▸ EXERCISE DESCRIPTION:
Can you restate the records below word for word?

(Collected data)
= = = = =

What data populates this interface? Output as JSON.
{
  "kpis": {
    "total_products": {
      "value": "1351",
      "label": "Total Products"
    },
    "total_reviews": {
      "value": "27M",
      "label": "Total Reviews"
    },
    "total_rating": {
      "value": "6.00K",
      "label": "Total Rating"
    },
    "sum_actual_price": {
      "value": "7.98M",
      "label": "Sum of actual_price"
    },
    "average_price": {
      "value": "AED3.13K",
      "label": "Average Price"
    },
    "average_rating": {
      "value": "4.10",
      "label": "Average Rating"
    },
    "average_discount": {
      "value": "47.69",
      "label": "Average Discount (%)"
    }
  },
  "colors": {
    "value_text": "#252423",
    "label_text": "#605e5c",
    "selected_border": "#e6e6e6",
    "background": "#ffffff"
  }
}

= = = = =

▸ OUTPUT FOR THIS TASK:
What data populates this interface? Output as JSON.
{
  "kpis": {
    "total_products": {
      "value": "1351",
      "label": "Total Products"
    },
    "total_reviews": {
      "value": "27M",
      "label": "Total Reviews"
    },
    "total_rating": {
      "value": "6.00K",
      "label": "Total Rating"
    },
    "sum_actual_price": {
      "value": "7.98M",
      "label": "Sum of actual_price"
    },
    "average_price": {
      "value": "AED3.13K",
      "label": "Average Price"
    },
    "average_rating": {
      "value": "4.10",
      "label": "Average Rating"
    },
    "average_discount": {
      "value": "47.69",
      "label": "Average Discount (%)"
    }
  },
  "colors": {
    "value_text": "#252423",
    "label_text": "#605e5c",
    "selected_border": "#e6e6e6",
    "background": "#ffffff"
  }
}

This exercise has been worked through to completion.